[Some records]
=======

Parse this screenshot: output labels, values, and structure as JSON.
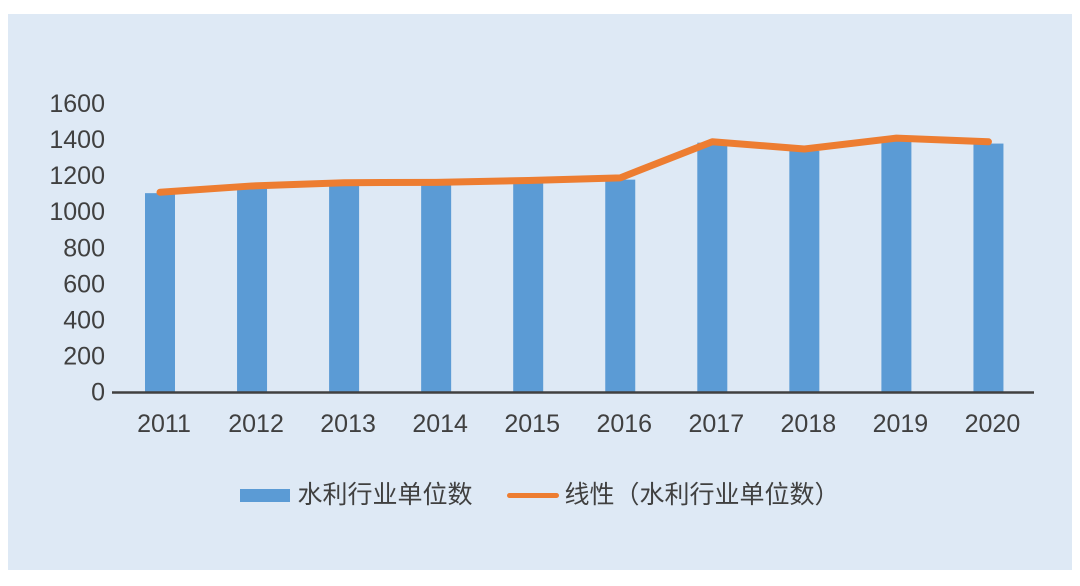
{
  "chart_data": {
    "type": "bar",
    "title": "",
    "categories": [
      "2011",
      "2012",
      "2013",
      "2014",
      "2015",
      "2016",
      "2017",
      "2018",
      "2019",
      "2020"
    ],
    "series": [
      {
        "name": "水利行业单位数",
        "type": "bar",
        "color": "#5B9BD5",
        "values": [
          1100,
          1125,
          1145,
          1145,
          1155,
          1175,
          1380,
          1335,
          1395,
          1375
        ]
      },
      {
        "name": "线性（水利行业单位数）",
        "type": "line",
        "color": "#ED7D31",
        "values": [
          1105,
          1140,
          1158,
          1160,
          1170,
          1185,
          1385,
          1345,
          1405,
          1385
        ]
      }
    ],
    "xlabel": "",
    "ylabel": "",
    "ylim": [
      0,
      1600
    ],
    "yticks": [
      0,
      200,
      400,
      600,
      800,
      1000,
      1200,
      1400,
      1600
    ],
    "grid": false,
    "legend_position": "bottom"
  },
  "legend": {
    "items": [
      {
        "label": "水利行业单位数",
        "color": "#5B9BD5",
        "shape": "bar"
      },
      {
        "label": "线性（水利行业单位数）",
        "color": "#ED7D31",
        "shape": "line"
      }
    ]
  },
  "colors": {
    "page_bg": "#FFFFFF",
    "panel_bg": "#DEE9F5",
    "bar": "#5B9BD5",
    "line": "#ED7D31",
    "axis": "#404040",
    "text": "#404040"
  }
}
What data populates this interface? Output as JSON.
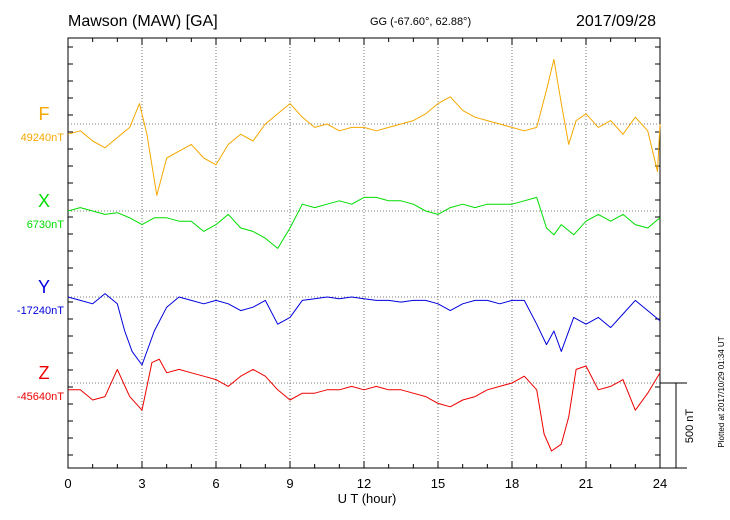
{
  "header": {
    "station": "Mawson (MAW)  [GA]",
    "coords": "GG (-67.60°,  62.88°)",
    "date": "2017/09/28"
  },
  "footer": {
    "plotted_note": "Plotted at 2017/10/29 01:34 UT"
  },
  "chart_data": {
    "type": "line",
    "title": "Mawson (MAW)  [GA]",
    "xlabel": "U T (hour)",
    "xlim": [
      0,
      24
    ],
    "xticks": [
      "0",
      "3",
      "6",
      "9",
      "12",
      "15",
      "18",
      "21",
      "24"
    ],
    "scale_bar": {
      "label": "500 nT",
      "value_nT": 500
    },
    "grid": true,
    "series": [
      {
        "name": "F",
        "baseline_label": "49240nT",
        "baseline_nT": 49240,
        "color": "#f5a800",
        "points": [
          [
            0,
            -60
          ],
          [
            0.5,
            -40
          ],
          [
            1,
            -100
          ],
          [
            1.5,
            -140
          ],
          [
            2,
            -80
          ],
          [
            2.5,
            -20
          ],
          [
            2.9,
            120
          ],
          [
            3.2,
            -60
          ],
          [
            3.6,
            -420
          ],
          [
            4,
            -200
          ],
          [
            4.5,
            -160
          ],
          [
            5,
            -120
          ],
          [
            5.5,
            -200
          ],
          [
            6,
            -240
          ],
          [
            6.5,
            -120
          ],
          [
            7,
            -60
          ],
          [
            7.5,
            -100
          ],
          [
            8,
            0
          ],
          [
            8.5,
            60
          ],
          [
            9,
            120
          ],
          [
            9.5,
            40
          ],
          [
            10,
            -20
          ],
          [
            10.5,
            0
          ],
          [
            11,
            -40
          ],
          [
            11.5,
            -20
          ],
          [
            12,
            -20
          ],
          [
            12.5,
            -40
          ],
          [
            13,
            -20
          ],
          [
            13.5,
            0
          ],
          [
            14,
            20
          ],
          [
            14.5,
            60
          ],
          [
            15,
            120
          ],
          [
            15.5,
            160
          ],
          [
            16,
            80
          ],
          [
            16.5,
            40
          ],
          [
            17,
            20
          ],
          [
            17.5,
            0
          ],
          [
            18,
            -20
          ],
          [
            18.5,
            -40
          ],
          [
            19,
            -20
          ],
          [
            19.4,
            200
          ],
          [
            19.7,
            380
          ],
          [
            20,
            120
          ],
          [
            20.3,
            -120
          ],
          [
            20.6,
            20
          ],
          [
            21,
            60
          ],
          [
            21.5,
            -20
          ],
          [
            22,
            20
          ],
          [
            22.5,
            -60
          ],
          [
            23,
            40
          ],
          [
            23.5,
            -40
          ],
          [
            23.9,
            -280
          ],
          [
            24,
            0
          ]
        ]
      },
      {
        "name": "X",
        "baseline_label": "6730nT",
        "baseline_nT": 6730,
        "color": "#00dd00",
        "points": [
          [
            0,
            0
          ],
          [
            0.5,
            20
          ],
          [
            1,
            0
          ],
          [
            1.5,
            -20
          ],
          [
            2,
            -10
          ],
          [
            2.5,
            -40
          ],
          [
            3,
            -80
          ],
          [
            3.5,
            -40
          ],
          [
            4,
            -40
          ],
          [
            4.5,
            -60
          ],
          [
            5,
            -60
          ],
          [
            5.5,
            -120
          ],
          [
            6,
            -80
          ],
          [
            6.5,
            -20
          ],
          [
            7,
            -100
          ],
          [
            7.5,
            -120
          ],
          [
            8,
            -160
          ],
          [
            8.5,
            -220
          ],
          [
            9,
            -100
          ],
          [
            9.5,
            40
          ],
          [
            10,
            20
          ],
          [
            10.5,
            40
          ],
          [
            11,
            60
          ],
          [
            11.5,
            40
          ],
          [
            12,
            80
          ],
          [
            12.5,
            80
          ],
          [
            13,
            60
          ],
          [
            13.5,
            60
          ],
          [
            14,
            40
          ],
          [
            14.5,
            0
          ],
          [
            15,
            -20
          ],
          [
            15.5,
            20
          ],
          [
            16,
            40
          ],
          [
            16.5,
            20
          ],
          [
            17,
            40
          ],
          [
            17.5,
            40
          ],
          [
            18,
            40
          ],
          [
            18.5,
            60
          ],
          [
            19,
            80
          ],
          [
            19.4,
            -100
          ],
          [
            19.7,
            -140
          ],
          [
            20,
            -80
          ],
          [
            20.5,
            -140
          ],
          [
            21,
            -60
          ],
          [
            21.5,
            -20
          ],
          [
            22,
            -60
          ],
          [
            22.5,
            -20
          ],
          [
            23,
            -80
          ],
          [
            23.5,
            -100
          ],
          [
            24,
            -40
          ]
        ]
      },
      {
        "name": "Y",
        "baseline_label": "-17240nT",
        "baseline_nT": -17240,
        "color": "#0000dd",
        "points": [
          [
            0,
            0
          ],
          [
            0.5,
            -20
          ],
          [
            1,
            -40
          ],
          [
            1.5,
            20
          ],
          [
            2,
            -40
          ],
          [
            2.3,
            -200
          ],
          [
            2.6,
            -320
          ],
          [
            3,
            -400
          ],
          [
            3.5,
            -200
          ],
          [
            4,
            -60
          ],
          [
            4.5,
            0
          ],
          [
            5,
            -20
          ],
          [
            5.5,
            -40
          ],
          [
            6,
            -20
          ],
          [
            6.5,
            -40
          ],
          [
            7,
            -80
          ],
          [
            7.5,
            -60
          ],
          [
            8,
            -20
          ],
          [
            8.5,
            -160
          ],
          [
            9,
            -120
          ],
          [
            9.5,
            -20
          ],
          [
            10,
            -10
          ],
          [
            10.5,
            0
          ],
          [
            11,
            -10
          ],
          [
            11.5,
            0
          ],
          [
            12,
            -10
          ],
          [
            12.5,
            -20
          ],
          [
            13,
            -20
          ],
          [
            13.5,
            -30
          ],
          [
            14,
            -20
          ],
          [
            14.5,
            -20
          ],
          [
            15,
            -40
          ],
          [
            15.5,
            -80
          ],
          [
            16,
            -40
          ],
          [
            16.5,
            -20
          ],
          [
            17,
            -20
          ],
          [
            17.5,
            -40
          ],
          [
            18,
            -20
          ],
          [
            18.5,
            -20
          ],
          [
            19,
            -160
          ],
          [
            19.4,
            -280
          ],
          [
            19.7,
            -200
          ],
          [
            20,
            -320
          ],
          [
            20.5,
            -120
          ],
          [
            21,
            -160
          ],
          [
            21.5,
            -120
          ],
          [
            22,
            -180
          ],
          [
            22.5,
            -100
          ],
          [
            23,
            -20
          ],
          [
            23.5,
            -80
          ],
          [
            24,
            -140
          ]
        ]
      },
      {
        "name": "Z",
        "baseline_label": "-45640nT",
        "baseline_nT": -45640,
        "color": "#ee0000",
        "points": [
          [
            0,
            -40
          ],
          [
            0.5,
            -40
          ],
          [
            1,
            -100
          ],
          [
            1.5,
            -80
          ],
          [
            2,
            80
          ],
          [
            2.5,
            -80
          ],
          [
            3,
            -160
          ],
          [
            3.4,
            120
          ],
          [
            3.7,
            140
          ],
          [
            4,
            60
          ],
          [
            4.5,
            80
          ],
          [
            5,
            60
          ],
          [
            5.5,
            40
          ],
          [
            6,
            20
          ],
          [
            6.5,
            -20
          ],
          [
            7,
            40
          ],
          [
            7.5,
            80
          ],
          [
            8,
            40
          ],
          [
            8.5,
            -40
          ],
          [
            9,
            -100
          ],
          [
            9.5,
            -60
          ],
          [
            10,
            -60
          ],
          [
            10.5,
            -40
          ],
          [
            11,
            -40
          ],
          [
            11.5,
            -20
          ],
          [
            12,
            -40
          ],
          [
            12.5,
            -20
          ],
          [
            13,
            -40
          ],
          [
            13.5,
            -40
          ],
          [
            14,
            -60
          ],
          [
            14.5,
            -80
          ],
          [
            15,
            -120
          ],
          [
            15.5,
            -140
          ],
          [
            16,
            -100
          ],
          [
            16.5,
            -80
          ],
          [
            17,
            -40
          ],
          [
            17.5,
            -20
          ],
          [
            18,
            0
          ],
          [
            18.5,
            40
          ],
          [
            19,
            -40
          ],
          [
            19.3,
            -300
          ],
          [
            19.6,
            -400
          ],
          [
            20,
            -360
          ],
          [
            20.3,
            -200
          ],
          [
            20.6,
            80
          ],
          [
            21,
            100
          ],
          [
            21.5,
            -40
          ],
          [
            22,
            -20
          ],
          [
            22.5,
            20
          ],
          [
            23,
            -160
          ],
          [
            23.5,
            -60
          ],
          [
            24,
            60
          ]
        ]
      }
    ]
  }
}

=======

_WHAT NEEDS TO BE DONE_
Work through the listing above and report how many lines include the string "type", with no other text.

_PROBLEM SOLUTION_
4